### Request
In the data below, find every line that has the string "chevron", and copy it.
======== Extracted material ========
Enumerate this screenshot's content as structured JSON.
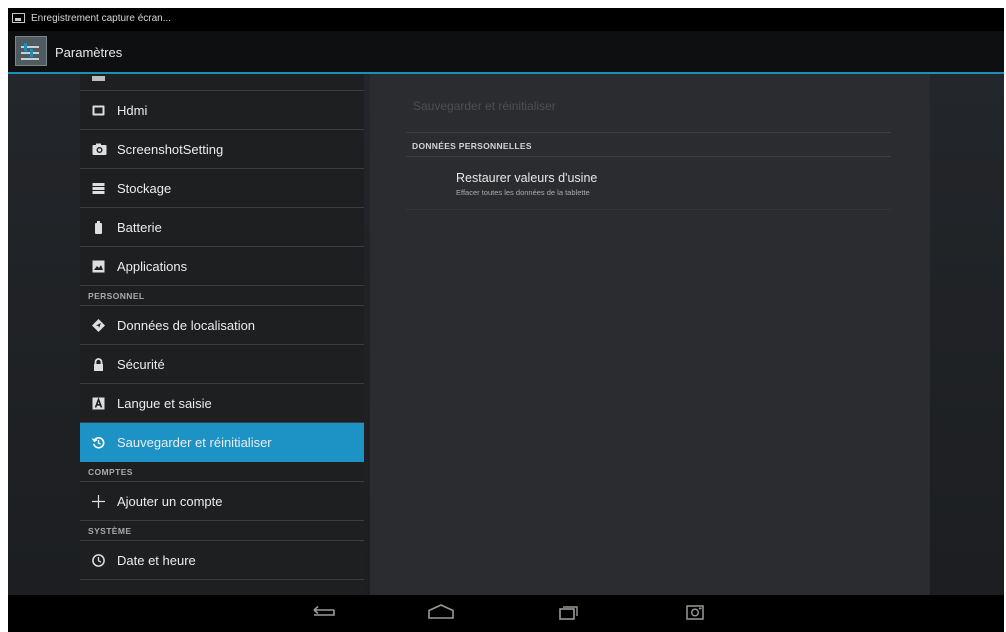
{
  "status_bar": {
    "notification_text": "Enregistrement capture écran...",
    "icon": "screenshot-notification-icon"
  },
  "action_bar": {
    "title": "Paramètres",
    "icon": "settings-app-icon"
  },
  "sidebar": {
    "items": [
      {
        "type": "item",
        "label": "Hdmi",
        "icon": "hdmi-icon"
      },
      {
        "type": "item",
        "label": "ScreenshotSetting",
        "icon": "camera-icon"
      },
      {
        "type": "item",
        "label": "Stockage",
        "icon": "storage-icon"
      },
      {
        "type": "item",
        "label": "Batterie",
        "icon": "battery-icon"
      },
      {
        "type": "item",
        "label": "Applications",
        "icon": "applications-icon"
      },
      {
        "type": "header",
        "label": "PERSONNEL"
      },
      {
        "type": "item",
        "label": "Données de localisation",
        "icon": "location-icon"
      },
      {
        "type": "item",
        "label": "Sécurité",
        "icon": "lock-icon"
      },
      {
        "type": "item",
        "label": "Langue et saisie",
        "icon": "language-icon"
      },
      {
        "type": "item",
        "label": "Sauvegarder et réinitialiser",
        "icon": "backup-restore-icon",
        "selected": true
      },
      {
        "type": "header",
        "label": "COMPTES"
      },
      {
        "type": "item",
        "label": "Ajouter un compte",
        "icon": "plus-icon"
      },
      {
        "type": "header",
        "label": "SYSTÈME"
      },
      {
        "type": "item",
        "label": "Date et heure",
        "icon": "clock-icon"
      }
    ]
  },
  "detail": {
    "title": "Sauvegarder et réinitialiser",
    "section_header": "DONNÉES PERSONNELLES",
    "item_title": "Restaurer valeurs d'usine",
    "item_subtitle": "Effacer toutes les données de la tablette"
  },
  "nav_bar": {
    "buttons": [
      "back-icon",
      "home-icon",
      "recent-apps-icon",
      "screenshot-icon"
    ]
  },
  "colors": {
    "accent": "#1c93c4",
    "background": "#1b1d1f"
  }
}
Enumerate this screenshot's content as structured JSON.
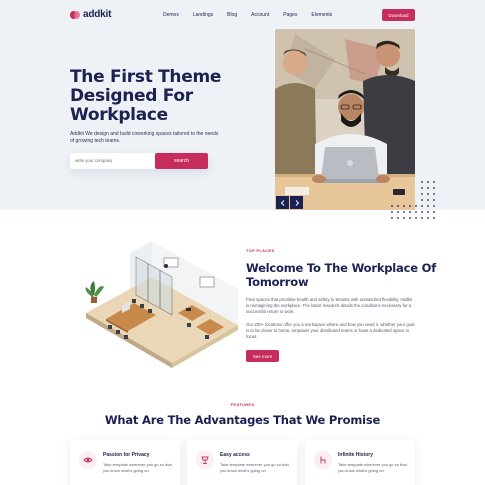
{
  "nav": {
    "logo_text": "addkit",
    "items": [
      "Demos",
      "Landings",
      "Blog",
      "Account",
      "Pages",
      "Elements"
    ],
    "cta_label": "Download"
  },
  "hero": {
    "title": "The First Theme Designed For Workplace",
    "description": "Addkit We design and build coworking spaces tailored to the needs of growing tech teams.",
    "input_placeholder": "write your company",
    "search_label": "search",
    "photo_icon": "team-laptop-photo",
    "prev_icon": "chevron-left-icon",
    "next_icon": "chevron-right-icon"
  },
  "welcome": {
    "eyebrow": "TOP PLACES",
    "title": "Welcome To The Workplace Of Tomorrow",
    "paragraph1": "Flexi spaces that prioritise health and safety to tenants with unmatched flexibility, Addkit is reimagining the workplace. The latest research details the conditions necessary for a successful return to work.",
    "paragraph2": "Our 200+ locations offer you a workspace where and how you need it, whether your goal is to be closer to home, empower your distributed teams or have a dedicated space to focus.",
    "button_label": "See more"
  },
  "advantages": {
    "eyebrow": "FEATURES",
    "title": "What Are The Advantages That We Promise",
    "cards": [
      {
        "title": "Passion for Privacy",
        "text": "Take template wherever you go so that you know what's going on",
        "icon": "eye-icon"
      },
      {
        "title": "Easy access",
        "text": "Take template wherever you go so that you know what's going on",
        "icon": "lamp-icon"
      },
      {
        "title": "Infinite History",
        "text": "Take template wherever you go so that you know what's going on",
        "icon": "chair-icon"
      }
    ]
  },
  "colors": {
    "accent": "#c72d5c",
    "navy": "#1b2150",
    "hero_bg": "#eef2f7"
  }
}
========
### Response to this task
    "prev_icon": "chevron-left-icon",
    "next_icon": "chevron-right-icon"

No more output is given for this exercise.